--- Available data ---
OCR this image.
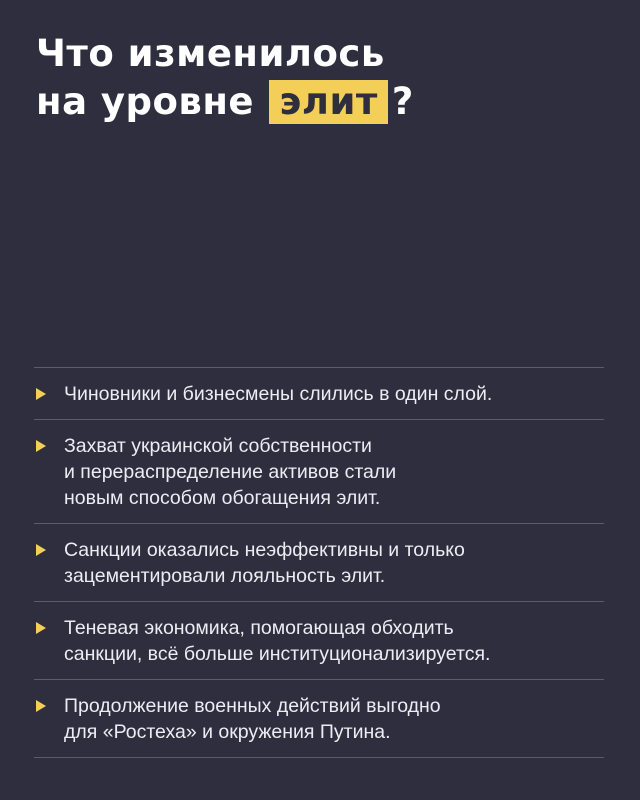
Что изменилось
на уровне элит ?
Чиновники и бизнесмены слились в один слой.
Захват украинской собственности
и перераспределение активов стали
новым способом обогащения элит.
Санкции оказались неэффективны и только
зацементировали лояльность элит.
Теневая экономика, помогающая обходить
санкции, всё больше институционализируется.
Продолжение военных действий выгодно
для «Ростеха» и окружения Путина.
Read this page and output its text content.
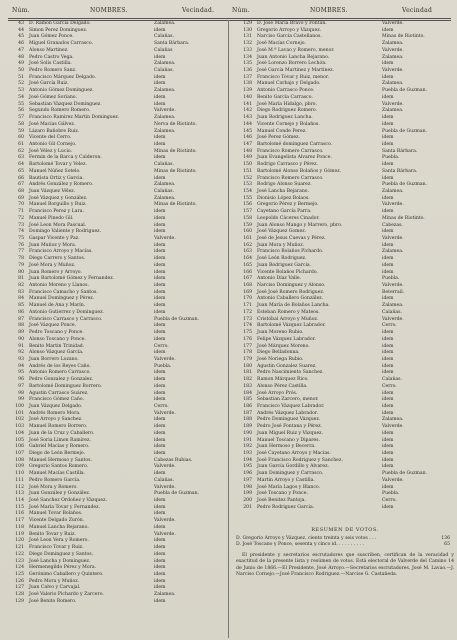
Núm.	NOMBRES.	Vecindad.	Núm.	NOMBRES.	Vecindad
43 D. Ramon García Delgado.	Zalamea.
44 Simon Perez Dominguez.	idem
45 Juan Gómez Ponce.	Calañas.
46 Miguel Granados Carrasco.	Santa Bárbara.
47 Alonso Martinez.	Calañas
48 Pedro Castro Vega.	idem
49 José Solís Castilla.	Zalamea.
50 Pedro Romero Sanz.	Calañas.
51 Francisco Márquez Delgado.	idem
52 José García Ruiz.	idem
53 Antonio Gómez Dominguez.	Zalamea.
54 José Gómez Soriano.	idem
55 Sebastian Vázquez Dominguez.	idem
56 Segundo Romero Romero.	Valverde.
57 Francisco Ramirez Martin Dominguez.	Zalamea.
58 José Macías Gálvez.	Nerva de Riotinto.
59 Lázaro Bañobre Ruiz.	Zalamea.
60 Vicente del Cerro.	idem
61 Antonio Gil Cornejo.	idem
62 José Vélez y Lucio.	Minas de Riotinto.
63 Fermin de la Barca y Calderon.	idem
64 Bartolomé Tovar y Velez.	Calañas.
65 Manuel Núñez Sotelo.	Minas de Riotinto.
66 Bautista Ortiz y Garcia.	idem
67 Andrés González y Romero.	Zalamea.
68 Juan Vázquez Vélez.	Calañas.
69 José Vázquez y González.	Zalamea.
70 Manuel Borguillo y Ruiz.	Minas de Riotinto.
71 Francisco Perez y Lara.	idem
72 Manuel Pinedo Gil.	idem
73 José Leon Mora Pascual.	idem
74 Domingo Valiente y Rodriguez.	idem
75 Gaspar Vicente y Paz.	Valverde.
76 Juan Muñoz y Mora.	idem
77 Francisco Arroyo y Macías.	idem
78 Diego Carrero y Santos.	idem
79 José Mora y Muñoz.	idem
80 Juan Romero y Arroyo.	idem
81 Juan Bartolomé Gómez y Fernandez.	idem
82 Antonio Moreno y Llanos.	idem
83 Francisco Camacho y Santos.	idem
84 Manuel Dominguez y Pérez.	idem
85 Manuel de Ana y Marín.	idem
86 Antonio Gutierrez y Dominguez.	idem
87 Francisco Carrasco y Carrasco.	Puebla de Guzman.
88 José Vázquez Ponce.	idem
89 Pedro Toscano y Ponce.	idem
90 Alonso Toscano y Ponce.	idem
91 Benito Martin Trinidad.	Cerro.
92 Alonso Vázquez García.	idem
93 Juan Borrero Lozano.	Valverde.
94 Andrés de los Reyes Caño.	Puebla.
95 Antonio Romero Carrasco.	idem
96 Pedro Gonzalez y Gonzalez.	idem
97 Bartolomé Dominguez Borrero.	idem
98 Agustin Carrasco Suárez.	idem
99 Francisco Gómez Caño.	idem
100 Juan Vázquez Delgado.	Cerro.
101 Andrés Romero Mora.	Valverde.
102 José Arroyo y Sanchez.	idem
103 Manuel Romero Borrero.	idem
104 Juan de la Cruz y Caballero.	idem
105 José Soria Limon Ramírez.	idem
106 Gabriel Macías y Romero.	idem
107 Diego de León Bermejo.	idem
108 Manuel Hermoso y Santos.	Cabezas Rubias.
109 Gregorio Santos Romero.	Valverde.
110 Manuel Macías Castilla.	idem
111 Pedro Romero García.	Calañas.
112 José Mora y Romero.	Valverde.
113 Juan González y González.	Puebla de Guzman.
114 José Sanchez Ordoñez y Vázquez.	idem
115 José María Tovar y Fernandez.	idem
116 Manuel Tovar Bolaños.	idem
117 Vicente Delgado Zurón.	Valverde.
118 Manuel Lancha Bejarano.	idem
119 Benito Tovar y Ruiz.	Valverde.
120 José Leon Vera y Romero.	idem
121 Francisco Tovar y Ruiz.	idem
122 Diego Dominguez y Santos.	idem
123 José Lancha y Dominguez.	idem
124 Hermenegildo Pérez y Mora.	idem
125 Gerónimo Caballero y Quintero.	idem
126 Pedro Mora y Muñoz.	idem
127 Juan Calvo y Carvajal.	idem
128 José Valerio Pichardo y Zarcero.	Zalamea.
129 José Benito Romero.	idem
129 D. José María Bravo y Fontán.	Valverde.
130 Gregorio Arroyo y Vázquez.	idem
131 Narciso García Castellanos.	Minas de Riotinto.
132 José Macías Cornejo.	Zalamea.
133 José M.ª Lavao y Romero, menor.	Valverde.
134 Juan Antonio Lancha Bejarano.	Zalamea.
135 José Lorenzo Borrero Lechón.	idem
136 José García Martinez y Martinez.	Valverde.
137 Francisco Tovar y Ruiz, menor.	idem
138 Manuel Carbajo y Delgado.	Zalamea.
139 Antonio Carrasco Ponce.	Puebla de Guzman.
140 Benito García Carrasco.	idem
141 José María Hidalgo, pbro.	Valverde.
142 Diego Rodriguez Romero.	Zalamea.
143 Juan Rodriguez Lancha.	idem
144 Vicente Cornejo y Bolaños.	idem
145 Manuel Conde Perez.	Puebla de Guzman.
146 José Perez Gómez.	idem
147 Bartolomé dominguez Carrasco.	idem
148 Francisco Romero Carrasco.	Santa Bárbara.
149 Juan Evangelista Alvarez Ponce.	Puebla.
150 Rodrigo Carrasco y Pérez.	idem
151 Bartolomé Alonso Bolaños y Gómez.	Santa Bárbara.
152 Francisco Romero Carrasco.	idem
153 Rodrigo Alonso Suarez.	Puebla de Guzman.
154 José Lancha Bejarano.	Zalamea.
155 Dionisio López Bolaos.	idem
156 Gregorio Pérez y Bermejo.	Valverde.
157 Cayetano García Parra.	idem
158 Leopoldo Cáceres Cinador.	Minas de Riotinto.
159 Juan Alonso Mango y Marrero, pbro.	Cabezas.
160 José Vázquez Gomez.	idem
161 José de Jesus Cuevas y Pérez.	Valverde.
162 Juan Mora y Muñoz.	idem
163 Francisco Bolaños Pichardo.	Zalamea.
164 José León Rodriguez.	idem
165 Juan Rodriguez García.	idem
166 Vicente Bolaños Pichardo.	idem
167 Antonio Díaz Valle.	Puebla.
168 Narciso Dominguez y Alonso.	Valverde.
169 José José Romero Rodriguez.	Beterraíl.
170 Antonio Caballero González.	idem
171 Juan María de Bolaños Lancha.	Zalamea.
172 Esteban Romero y Mateos.	Calañas.
173 Cristóbal Arroyo y Muñoz.	Valverde.
174 Bartolomé Vázquez Labrador.	Cerro.
175 Juan Moreno Rubio.	idem
176 Felipe Vázquez Labrador.	idem
177 José Márquez Moreno.	idem
178 Diego Belladonna.	idem
179 José Noriega Rubio.	idem
180 Agustin Gonzalez Suarez.	idem
181 Pedro Nascimiento Sanchez.	idem
182 Ramon Márquez Rico.	Calañas.
183 Alonso Pérez Castilla.	Cerro.
184 José Arroyo Prós.	idem
185 Sebastian Zarcero, menor.	idem
186 Francisco Vázquez Labrador.	idem
187 Andrés Vázquez Labrador.	idem
188 Pedro Dominguez Vázquez.	Zalamea.
189 Pedro José Fontana y Pérez.	Valverde.
190 Juan Miguel Ruiz y Vázquez.	idem
191 Manuel Toscano y Dipares.	idem
192 Juan Hermoso y Becerra.	idem
193 José Cayetano Arroyo y Macías.	idem
194 José Francisco Rodriguez y Sanchez.	idem
195 Juan García Gordillo y Alvarez.	idem
196 Juan Dominguez y Carrasco.	Puebla de Guzman.
197 Martin Arroyo y Castilla.	Valverde.
198 José María Lagos y Blanco.	idem
199 José Toscano y Ponce.	Puebla.
200 José Benitez Pantoja.	Cerro.
201 Pedro Rodriguez Garcia.	idem
RESUMEN DE VOTOS.
D. Gregorio Arroyo y Vázquez, ciento treinta y seis votos . . .	136
D. José Toscano y Ponce, sesenta y cinco id. . . . . . . . . .	65
El presidente y secretarios escrutadores que suscriben, certifican de la veracidad y exactitud de la presente lista y resúmen de votos. Está electoral de Valverde del Camino 14 de Junio de 1866.—El Presidente, José Arroyo.—Secretarios escrutadores, José M. Lavao.—J. Narciso Cornejo.—José Francisco Rodriguez.—Narcise G. Castañeda.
---
Exercise description:
Wherever the string "Alonso" appears in the entries above, list that line.

Answer in full:
47 Alonso Martinez.	Calañas
90 Alonso Toscano y Ponce.	idem
92 Alonso Vázquez García.	idem
151 Bartolomé Alonso Bolaños y Gómez.	Santa Bárbara.
153 Rodrigo Alonso Suarez.	Puebla de Guzman.
159 Juan Alonso Mango y Marrero, pbro.	Cabezas.
168 Narciso Dominguez y Alonso.	Valverde.
183 Alonso Pérez Castilla.	Cerro.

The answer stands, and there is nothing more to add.